| SHORT TASK |
Separate out the lines that hold "diminution".

| INPUT DATA |
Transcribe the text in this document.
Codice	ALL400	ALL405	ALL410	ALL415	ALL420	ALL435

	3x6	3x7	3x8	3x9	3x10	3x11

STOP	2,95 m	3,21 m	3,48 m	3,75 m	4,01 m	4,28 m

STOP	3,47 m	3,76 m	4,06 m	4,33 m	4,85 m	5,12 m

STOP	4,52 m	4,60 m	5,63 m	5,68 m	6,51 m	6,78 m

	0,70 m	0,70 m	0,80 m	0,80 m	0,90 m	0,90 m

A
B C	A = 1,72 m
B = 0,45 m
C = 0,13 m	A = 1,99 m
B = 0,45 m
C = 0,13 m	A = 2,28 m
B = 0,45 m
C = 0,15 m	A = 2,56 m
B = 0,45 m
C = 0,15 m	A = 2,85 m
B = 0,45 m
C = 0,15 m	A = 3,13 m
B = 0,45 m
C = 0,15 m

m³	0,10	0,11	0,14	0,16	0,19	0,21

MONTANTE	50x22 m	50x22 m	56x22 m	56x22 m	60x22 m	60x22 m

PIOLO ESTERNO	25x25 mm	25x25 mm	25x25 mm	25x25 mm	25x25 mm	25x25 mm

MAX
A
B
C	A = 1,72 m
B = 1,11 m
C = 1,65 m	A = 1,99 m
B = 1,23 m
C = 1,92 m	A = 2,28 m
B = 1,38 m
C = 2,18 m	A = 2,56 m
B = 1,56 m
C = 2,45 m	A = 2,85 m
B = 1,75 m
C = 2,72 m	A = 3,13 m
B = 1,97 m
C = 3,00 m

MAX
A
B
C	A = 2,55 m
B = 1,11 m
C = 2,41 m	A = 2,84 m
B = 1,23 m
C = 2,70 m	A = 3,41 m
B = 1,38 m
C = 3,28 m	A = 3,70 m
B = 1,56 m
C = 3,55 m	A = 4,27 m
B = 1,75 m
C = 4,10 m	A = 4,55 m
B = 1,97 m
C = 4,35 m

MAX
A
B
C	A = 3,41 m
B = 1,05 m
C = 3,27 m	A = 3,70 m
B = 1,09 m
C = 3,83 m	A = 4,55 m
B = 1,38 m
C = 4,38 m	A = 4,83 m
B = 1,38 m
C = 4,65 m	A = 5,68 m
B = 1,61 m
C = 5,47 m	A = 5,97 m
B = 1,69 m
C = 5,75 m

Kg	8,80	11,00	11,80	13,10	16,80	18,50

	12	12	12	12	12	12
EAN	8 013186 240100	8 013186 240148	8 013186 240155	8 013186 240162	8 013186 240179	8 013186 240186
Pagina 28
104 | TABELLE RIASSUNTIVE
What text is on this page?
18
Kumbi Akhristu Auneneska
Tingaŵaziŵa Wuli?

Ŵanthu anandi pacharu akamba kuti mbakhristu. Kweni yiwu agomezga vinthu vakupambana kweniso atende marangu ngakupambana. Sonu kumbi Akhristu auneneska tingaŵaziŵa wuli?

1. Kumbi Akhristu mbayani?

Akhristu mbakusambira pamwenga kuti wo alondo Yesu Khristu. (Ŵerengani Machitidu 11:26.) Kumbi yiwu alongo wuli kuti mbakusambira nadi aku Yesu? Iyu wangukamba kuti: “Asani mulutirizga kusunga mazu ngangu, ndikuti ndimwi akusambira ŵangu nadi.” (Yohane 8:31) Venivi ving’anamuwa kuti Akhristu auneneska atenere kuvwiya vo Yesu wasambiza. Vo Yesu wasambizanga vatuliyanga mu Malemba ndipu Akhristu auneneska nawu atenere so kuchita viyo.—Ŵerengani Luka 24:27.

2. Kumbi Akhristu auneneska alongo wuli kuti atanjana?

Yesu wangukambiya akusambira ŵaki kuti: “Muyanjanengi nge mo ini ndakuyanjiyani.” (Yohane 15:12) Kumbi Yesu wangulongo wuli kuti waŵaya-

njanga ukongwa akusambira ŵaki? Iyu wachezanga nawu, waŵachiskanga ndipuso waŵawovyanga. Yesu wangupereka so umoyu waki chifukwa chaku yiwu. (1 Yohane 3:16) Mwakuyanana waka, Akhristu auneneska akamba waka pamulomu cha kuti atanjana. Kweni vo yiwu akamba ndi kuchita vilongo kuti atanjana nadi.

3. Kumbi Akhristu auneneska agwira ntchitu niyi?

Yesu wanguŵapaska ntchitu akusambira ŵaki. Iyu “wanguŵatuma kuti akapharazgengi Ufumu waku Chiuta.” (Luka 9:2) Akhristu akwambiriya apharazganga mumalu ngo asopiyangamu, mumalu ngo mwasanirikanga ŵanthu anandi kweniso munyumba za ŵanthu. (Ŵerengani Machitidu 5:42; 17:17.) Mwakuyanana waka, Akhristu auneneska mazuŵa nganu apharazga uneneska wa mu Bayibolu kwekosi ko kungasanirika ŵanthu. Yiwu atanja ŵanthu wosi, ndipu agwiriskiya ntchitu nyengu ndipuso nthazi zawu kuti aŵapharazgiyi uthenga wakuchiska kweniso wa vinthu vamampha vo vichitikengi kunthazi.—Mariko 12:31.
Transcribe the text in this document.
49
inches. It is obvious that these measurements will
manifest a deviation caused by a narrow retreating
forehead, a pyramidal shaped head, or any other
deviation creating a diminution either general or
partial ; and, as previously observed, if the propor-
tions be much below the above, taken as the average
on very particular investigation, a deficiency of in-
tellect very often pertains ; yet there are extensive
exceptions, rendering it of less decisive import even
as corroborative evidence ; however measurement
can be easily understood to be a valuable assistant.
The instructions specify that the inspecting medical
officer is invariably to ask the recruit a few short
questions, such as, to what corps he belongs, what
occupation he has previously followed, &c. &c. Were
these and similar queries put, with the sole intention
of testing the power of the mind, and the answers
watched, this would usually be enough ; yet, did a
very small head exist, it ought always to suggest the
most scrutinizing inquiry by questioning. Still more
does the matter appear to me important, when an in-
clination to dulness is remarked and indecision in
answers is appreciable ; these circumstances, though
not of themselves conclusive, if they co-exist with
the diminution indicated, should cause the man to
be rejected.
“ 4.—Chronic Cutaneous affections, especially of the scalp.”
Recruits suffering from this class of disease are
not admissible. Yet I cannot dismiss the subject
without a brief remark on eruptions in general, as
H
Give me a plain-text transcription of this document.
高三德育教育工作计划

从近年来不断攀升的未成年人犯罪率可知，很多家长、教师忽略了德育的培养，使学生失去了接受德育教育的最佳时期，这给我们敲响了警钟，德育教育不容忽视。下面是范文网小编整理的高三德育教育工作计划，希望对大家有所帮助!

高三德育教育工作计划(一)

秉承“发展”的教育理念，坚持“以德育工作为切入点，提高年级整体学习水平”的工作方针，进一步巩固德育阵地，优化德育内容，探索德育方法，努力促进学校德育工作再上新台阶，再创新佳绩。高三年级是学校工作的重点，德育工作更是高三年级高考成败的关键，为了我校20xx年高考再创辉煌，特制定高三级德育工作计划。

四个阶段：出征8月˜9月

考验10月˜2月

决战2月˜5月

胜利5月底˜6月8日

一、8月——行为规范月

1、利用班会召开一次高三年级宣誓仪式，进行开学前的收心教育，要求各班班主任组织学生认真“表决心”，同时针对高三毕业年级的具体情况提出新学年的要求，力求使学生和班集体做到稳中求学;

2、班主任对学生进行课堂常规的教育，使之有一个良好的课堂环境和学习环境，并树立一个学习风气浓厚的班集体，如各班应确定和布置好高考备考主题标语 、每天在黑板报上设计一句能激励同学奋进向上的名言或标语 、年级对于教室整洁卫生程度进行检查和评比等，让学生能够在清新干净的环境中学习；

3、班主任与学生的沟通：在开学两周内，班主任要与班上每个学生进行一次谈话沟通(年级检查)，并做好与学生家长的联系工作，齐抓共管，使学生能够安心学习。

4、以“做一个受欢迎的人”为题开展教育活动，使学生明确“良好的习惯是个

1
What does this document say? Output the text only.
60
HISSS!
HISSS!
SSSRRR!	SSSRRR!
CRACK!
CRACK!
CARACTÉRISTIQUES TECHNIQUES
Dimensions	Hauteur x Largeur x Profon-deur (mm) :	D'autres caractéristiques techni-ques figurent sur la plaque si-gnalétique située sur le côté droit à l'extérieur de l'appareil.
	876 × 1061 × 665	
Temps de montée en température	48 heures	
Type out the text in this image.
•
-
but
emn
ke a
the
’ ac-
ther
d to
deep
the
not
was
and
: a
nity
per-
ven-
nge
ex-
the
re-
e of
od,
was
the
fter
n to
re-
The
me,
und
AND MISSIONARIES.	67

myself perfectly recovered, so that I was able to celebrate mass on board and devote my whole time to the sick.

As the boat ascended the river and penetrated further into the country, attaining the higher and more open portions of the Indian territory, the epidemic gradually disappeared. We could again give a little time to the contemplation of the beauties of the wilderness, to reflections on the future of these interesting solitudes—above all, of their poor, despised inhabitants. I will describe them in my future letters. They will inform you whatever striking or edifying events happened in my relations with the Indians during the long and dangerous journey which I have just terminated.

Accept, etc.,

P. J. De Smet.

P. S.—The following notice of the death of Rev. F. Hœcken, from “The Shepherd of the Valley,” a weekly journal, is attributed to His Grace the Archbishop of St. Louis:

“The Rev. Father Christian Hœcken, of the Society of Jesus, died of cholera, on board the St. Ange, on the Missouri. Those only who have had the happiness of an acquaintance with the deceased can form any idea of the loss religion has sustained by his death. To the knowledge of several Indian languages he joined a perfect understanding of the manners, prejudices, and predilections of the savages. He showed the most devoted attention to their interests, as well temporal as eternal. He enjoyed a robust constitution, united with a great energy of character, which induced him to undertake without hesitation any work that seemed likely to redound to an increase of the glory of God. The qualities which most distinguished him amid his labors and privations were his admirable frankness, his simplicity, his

| ANSWER TO THIS PROBLEM |
deviation creating a diminution either general or
the diminution indicated, should cause the man to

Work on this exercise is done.